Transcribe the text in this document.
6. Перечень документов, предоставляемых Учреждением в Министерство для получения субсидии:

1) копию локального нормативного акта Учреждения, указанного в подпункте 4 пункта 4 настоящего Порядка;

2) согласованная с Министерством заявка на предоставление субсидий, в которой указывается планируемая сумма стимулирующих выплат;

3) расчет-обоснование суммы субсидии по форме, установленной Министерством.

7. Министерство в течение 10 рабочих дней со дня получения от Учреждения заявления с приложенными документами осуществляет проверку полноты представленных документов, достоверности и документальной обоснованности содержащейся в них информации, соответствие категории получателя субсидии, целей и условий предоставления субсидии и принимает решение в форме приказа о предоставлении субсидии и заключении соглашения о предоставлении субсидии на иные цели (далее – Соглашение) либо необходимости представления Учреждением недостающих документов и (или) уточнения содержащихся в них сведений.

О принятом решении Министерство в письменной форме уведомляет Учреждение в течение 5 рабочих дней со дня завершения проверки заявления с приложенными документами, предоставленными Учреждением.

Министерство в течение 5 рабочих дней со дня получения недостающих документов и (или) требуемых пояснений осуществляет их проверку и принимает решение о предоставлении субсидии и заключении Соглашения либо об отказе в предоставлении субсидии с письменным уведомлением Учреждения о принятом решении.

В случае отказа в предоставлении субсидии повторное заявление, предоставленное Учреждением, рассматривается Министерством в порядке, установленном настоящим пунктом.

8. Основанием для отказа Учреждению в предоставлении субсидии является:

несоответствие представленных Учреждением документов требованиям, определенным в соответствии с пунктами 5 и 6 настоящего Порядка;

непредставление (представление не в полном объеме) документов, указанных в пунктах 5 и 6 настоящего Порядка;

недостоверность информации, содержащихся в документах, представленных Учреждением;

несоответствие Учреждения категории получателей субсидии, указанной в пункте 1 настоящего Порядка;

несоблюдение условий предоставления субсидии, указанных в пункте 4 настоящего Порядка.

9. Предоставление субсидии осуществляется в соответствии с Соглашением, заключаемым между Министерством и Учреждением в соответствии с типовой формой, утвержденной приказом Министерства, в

= = = = = = =

#### [Direction]
Repeat the material from above exactly, word for word.

#### [Exercise output]
Transcribe the text in this document.
6. Перечень документов, предоставляемых Учреждением в Министерство для получения субсидии:

1) копию локального нормативного акта Учреждения, указанного в подпункте 4 пункта 4 настоящего Порядка;

2) согласованная с Министерством заявка на предоставление субсидий, в которой указывается планируемая сумма стимулирующих выплат;

3) расчет-обоснование суммы субсидии по форме, установленной Министерством.

7. Министерство в течение 10 рабочих дней со дня получения от Учреждения заявления с приложенными документами осуществляет проверку полноты представленных документов, достоверности и документальной обоснованности содержащейся в них информации, соответствие категории получателя субсидии, целей и условий предоставления субсидии и принимает решение в форме приказа о предоставлении субсидии и заключении соглашения о предоставлении субсидии на иные цели (далее – Соглашение) либо необходимости представления Учреждением недостающих документов и (или) уточнения содержащихся в них сведений.

О принятом решении Министерство в письменной форме уведомляет Учреждение в течение 5 рабочих дней со дня завершения проверки заявления с приложенными документами, предоставленными Учреждением.

Министерство в течение 5 рабочих дней со дня получения недостающих документов и (или) требуемых пояснений осуществляет их проверку и принимает решение о предоставлении субсидии и заключении Соглашения либо об отказе в предоставлении субсидии с письменным уведомлением Учреждения о принятом решении.

В случае отказа в предоставлении субсидии повторное заявление, предоставленное Учреждением, рассматривается Министерством в порядке, установленном настоящим пунктом.

8. Основанием для отказа Учреждению в предоставлении субсидии является:

несоответствие представленных Учреждением документов требованиям, определенным в соответствии с пунктами 5 и 6 настоящего Порядка;

непредставление (представление не в полном объеме) документов, указанных в пунктах 5 и 6 настоящего Порядка;

недостоверность информации, содержащихся в документах, представленных Учреждением;

несоответствие Учреждения категории получателей субсидии, указанной в пункте 1 настоящего Порядка;

несоблюдение условий предоставления субсидии, указанных в пункте 4 настоящего Порядка.

9. Предоставление субсидии осуществляется в соответствии с Соглашением, заключаемым между Министерством и Учреждением в соответствии с типовой формой, утвержденной приказом Министерства, в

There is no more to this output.